> Entries
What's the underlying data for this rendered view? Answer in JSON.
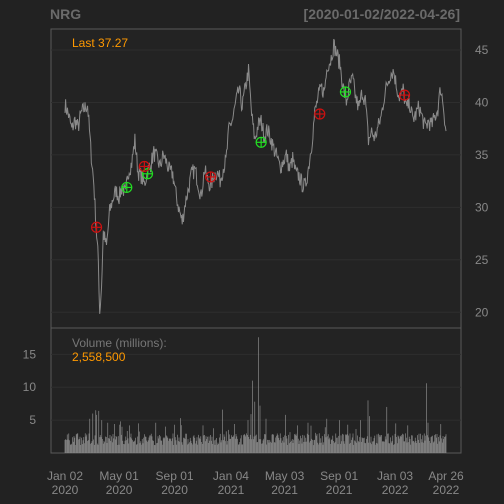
{
  "header": {
    "symbol": "NRG",
    "range": "[2020-01-02/2022-04-26]"
  },
  "price_panel": {
    "last_label": "Last 37.27"
  },
  "volume_panel": {
    "label": "Volume (millions):",
    "last_value": "2,558,500"
  },
  "colors": {
    "background": "#222222",
    "price_line": "#8a8a8a",
    "volume_bars": "#8a8a8a",
    "accent": "#ff9900",
    "buy_marker": "#22dd22",
    "sell_marker": "#cc1111",
    "axis_text": "#888888"
  },
  "chart_data": [
    {
      "type": "line",
      "name": "price",
      "ylim": [
        18.5,
        47
      ],
      "yticks": [
        20,
        25,
        30,
        35,
        40,
        45
      ],
      "x_dates": [
        "2020-01-02",
        "2020-05-01",
        "2020-09-01",
        "2021-01-04",
        "2021-05-03",
        "2021-09-01",
        "2022-01-03",
        "2022-04-26"
      ],
      "x_tick_labels": [
        {
          "date": "2020-01-02",
          "month": "Jan 02",
          "year": "2020"
        },
        {
          "date": "2020-05-01",
          "month": "May 01",
          "year": "2020"
        },
        {
          "date": "2020-09-01",
          "month": "Sep 01",
          "year": "2020"
        },
        {
          "date": "2021-01-04",
          "month": "Jan 04",
          "year": "2021"
        },
        {
          "date": "2021-05-03",
          "month": "May 03",
          "year": "2021"
        },
        {
          "date": "2021-09-01",
          "month": "Sep 01",
          "year": "2021"
        },
        {
          "date": "2022-01-03",
          "month": "Jan 03",
          "year": "2022"
        },
        {
          "date": "2022-04-26",
          "month": "Apr 26",
          "year": "2022"
        }
      ],
      "points": [
        [
          "2020-01-02",
          39.8
        ],
        [
          "2020-01-10",
          38.8
        ],
        [
          "2020-01-17",
          37.4
        ],
        [
          "2020-01-24",
          38.3
        ],
        [
          "2020-01-31",
          37.6
        ],
        [
          "2020-02-07",
          39.0
        ],
        [
          "2020-02-14",
          39.4
        ],
        [
          "2020-02-21",
          39.8
        ],
        [
          "2020-02-28",
          35.6
        ],
        [
          "2020-03-06",
          32.2
        ],
        [
          "2020-03-11",
          28.2
        ],
        [
          "2020-03-16",
          24.8
        ],
        [
          "2020-03-19",
          20.0
        ],
        [
          "2020-03-23",
          22.5
        ],
        [
          "2020-03-27",
          27.6
        ],
        [
          "2020-04-03",
          26.2
        ],
        [
          "2020-04-10",
          29.6
        ],
        [
          "2020-04-17",
          30.8
        ],
        [
          "2020-04-24",
          31.6
        ],
        [
          "2020-05-01",
          31.0
        ],
        [
          "2020-05-08",
          32.0
        ],
        [
          "2020-05-15",
          31.2
        ],
        [
          "2020-05-22",
          33.5
        ],
        [
          "2020-05-29",
          34.2
        ],
        [
          "2020-06-05",
          36.4
        ],
        [
          "2020-06-12",
          33.4
        ],
        [
          "2020-06-19",
          33.0
        ],
        [
          "2020-06-26",
          32.2
        ],
        [
          "2020-07-03",
          33.4
        ],
        [
          "2020-07-10",
          34.1
        ],
        [
          "2020-07-17",
          35.2
        ],
        [
          "2020-07-24",
          34.6
        ],
        [
          "2020-07-31",
          33.9
        ],
        [
          "2020-08-07",
          35.0
        ],
        [
          "2020-08-14",
          34.3
        ],
        [
          "2020-08-21",
          33.4
        ],
        [
          "2020-08-28",
          33.2
        ],
        [
          "2020-09-04",
          31.2
        ],
        [
          "2020-09-11",
          29.8
        ],
        [
          "2020-09-18",
          28.6
        ],
        [
          "2020-09-25",
          30.5
        ],
        [
          "2020-10-02",
          31.8
        ],
        [
          "2020-10-09",
          33.2
        ],
        [
          "2020-10-16",
          33.6
        ],
        [
          "2020-10-23",
          32.4
        ],
        [
          "2020-10-30",
          31.0
        ],
        [
          "2020-11-06",
          33.6
        ],
        [
          "2020-11-13",
          32.6
        ],
        [
          "2020-11-20",
          32.0
        ],
        [
          "2020-11-27",
          33.0
        ],
        [
          "2020-12-04",
          33.4
        ],
        [
          "2020-12-11",
          32.6
        ],
        [
          "2020-12-18",
          33.8
        ],
        [
          "2020-12-24",
          34.4
        ],
        [
          "2020-12-31",
          37.6
        ],
        [
          "2021-01-08",
          38.4
        ],
        [
          "2021-01-15",
          40.0
        ],
        [
          "2021-01-22",
          41.2
        ],
        [
          "2021-01-29",
          39.6
        ],
        [
          "2021-02-05",
          41.4
        ],
        [
          "2021-02-12",
          43.0
        ],
        [
          "2021-02-19",
          38.8
        ],
        [
          "2021-02-26",
          36.4
        ],
        [
          "2021-03-05",
          37.8
        ],
        [
          "2021-03-12",
          38.2
        ],
        [
          "2021-03-19",
          36.8
        ],
        [
          "2021-03-26",
          37.4
        ],
        [
          "2021-04-02",
          36.6
        ],
        [
          "2021-04-09",
          35.6
        ],
        [
          "2021-04-16",
          34.8
        ],
        [
          "2021-04-23",
          33.8
        ],
        [
          "2021-04-30",
          34.4
        ],
        [
          "2021-05-07",
          35.0
        ],
        [
          "2021-05-14",
          33.6
        ],
        [
          "2021-05-21",
          34.6
        ],
        [
          "2021-05-28",
          33.2
        ],
        [
          "2021-06-04",
          33.0
        ],
        [
          "2021-06-11",
          32.2
        ],
        [
          "2021-06-18",
          32.0
        ],
        [
          "2021-06-25",
          33.8
        ],
        [
          "2021-07-02",
          36.0
        ],
        [
          "2021-07-09",
          39.0
        ],
        [
          "2021-07-16",
          40.4
        ],
        [
          "2021-07-23",
          41.4
        ],
        [
          "2021-07-30",
          41.0
        ],
        [
          "2021-08-06",
          43.6
        ],
        [
          "2021-08-13",
          44.0
        ],
        [
          "2021-08-20",
          45.5
        ],
        [
          "2021-08-27",
          44.6
        ],
        [
          "2021-09-03",
          43.6
        ],
        [
          "2021-09-10",
          41.4
        ],
        [
          "2021-09-17",
          40.0
        ],
        [
          "2021-09-24",
          41.6
        ],
        [
          "2021-10-01",
          42.2
        ],
        [
          "2021-10-08",
          40.4
        ],
        [
          "2021-10-15",
          39.4
        ],
        [
          "2021-10-22",
          41.0
        ],
        [
          "2021-10-29",
          40.2
        ],
        [
          "2021-11-05",
          36.4
        ],
        [
          "2021-11-12",
          37.2
        ],
        [
          "2021-11-19",
          36.6
        ],
        [
          "2021-11-26",
          37.6
        ],
        [
          "2021-12-03",
          38.6
        ],
        [
          "2021-12-10",
          40.6
        ],
        [
          "2021-12-17",
          41.8
        ],
        [
          "2021-12-24",
          42.8
        ],
        [
          "2021-12-31",
          43.0
        ],
        [
          "2022-01-07",
          41.4
        ],
        [
          "2022-01-14",
          40.4
        ],
        [
          "2022-01-21",
          41.2
        ],
        [
          "2022-01-28",
          39.4
        ],
        [
          "2022-02-04",
          40.0
        ],
        [
          "2022-02-11",
          38.4
        ],
        [
          "2022-02-18",
          38.8
        ],
        [
          "2022-02-25",
          39.6
        ],
        [
          "2022-03-04",
          38.6
        ],
        [
          "2022-03-11",
          37.6
        ],
        [
          "2022-03-18",
          38.2
        ],
        [
          "2022-03-25",
          37.8
        ],
        [
          "2022-04-01",
          38.6
        ],
        [
          "2022-04-08",
          39.4
        ],
        [
          "2022-04-14",
          41.4
        ],
        [
          "2022-04-20",
          39.8
        ],
        [
          "2022-04-26",
          37.27
        ]
      ],
      "buy_markers": [
        [
          "2020-05-18",
          31.9
        ],
        [
          "2020-07-03",
          33.2
        ],
        [
          "2021-03-12",
          36.2
        ],
        [
          "2021-09-15",
          41.0
        ]
      ],
      "sell_markers": [
        [
          "2020-03-12",
          28.1
        ],
        [
          "2020-06-26",
          33.9
        ],
        [
          "2020-11-20",
          32.9
        ],
        [
          "2021-07-20",
          38.9
        ],
        [
          "2022-01-24",
          40.7
        ]
      ]
    },
    {
      "type": "bar",
      "name": "volume",
      "ylabel": "Volume (millions):",
      "ylim": [
        0,
        19
      ],
      "yticks": [
        5,
        10,
        15
      ],
      "baseline_low": 1.2,
      "baseline_high": 3.0,
      "spikes": [
        [
          "2020-02-27",
          5.2
        ],
        [
          "2020-03-05",
          6.0
        ],
        [
          "2020-03-11",
          6.5
        ],
        [
          "2020-03-13",
          5.8
        ],
        [
          "2020-03-18",
          6.4
        ],
        [
          "2020-03-24",
          5.0
        ],
        [
          "2020-04-07",
          4.6
        ],
        [
          "2020-04-21",
          4.4
        ],
        [
          "2020-05-05",
          4.8
        ],
        [
          "2020-05-26",
          4.2
        ],
        [
          "2020-06-15",
          4.5
        ],
        [
          "2020-07-21",
          4.6
        ],
        [
          "2020-08-12",
          4.0
        ],
        [
          "2020-09-01",
          4.3
        ],
        [
          "2020-09-15",
          5.3
        ],
        [
          "2020-11-03",
          4.2
        ],
        [
          "2020-12-18",
          6.6
        ],
        [
          "2021-01-12",
          4.4
        ],
        [
          "2021-02-11",
          5.0
        ],
        [
          "2021-02-17",
          5.9
        ],
        [
          "2021-02-23",
          11.0
        ],
        [
          "2021-02-26",
          7.8
        ],
        [
          "2021-03-08",
          17.6
        ],
        [
          "2021-03-10",
          7.2
        ],
        [
          "2021-03-22",
          5.2
        ],
        [
          "2021-05-06",
          5.8
        ],
        [
          "2021-06-01",
          4.2
        ],
        [
          "2021-06-24",
          4.6
        ],
        [
          "2021-08-05",
          5.2
        ],
        [
          "2021-09-03",
          5.0
        ],
        [
          "2021-09-20",
          4.3
        ],
        [
          "2021-10-20",
          5.0
        ],
        [
          "2021-11-04",
          8.0
        ],
        [
          "2021-11-09",
          5.6
        ],
        [
          "2021-12-17",
          7.0
        ],
        [
          "2022-01-05",
          4.5
        ],
        [
          "2022-02-01",
          4.2
        ],
        [
          "2022-03-15",
          10.6
        ],
        [
          "2022-03-17",
          4.6
        ],
        [
          "2022-04-14",
          4.4
        ]
      ]
    }
  ]
}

> Short exercise
Copy all the lines above that hold the string "month".

> Response
          "month": "Jan 02",
          "month": "May 01",
          "month": "Sep 01",
          "month": "Jan 04",
          "month": "May 03",
          "month": "Sep 01",
          "month": "Jan 03",
          "month": "Apr 26",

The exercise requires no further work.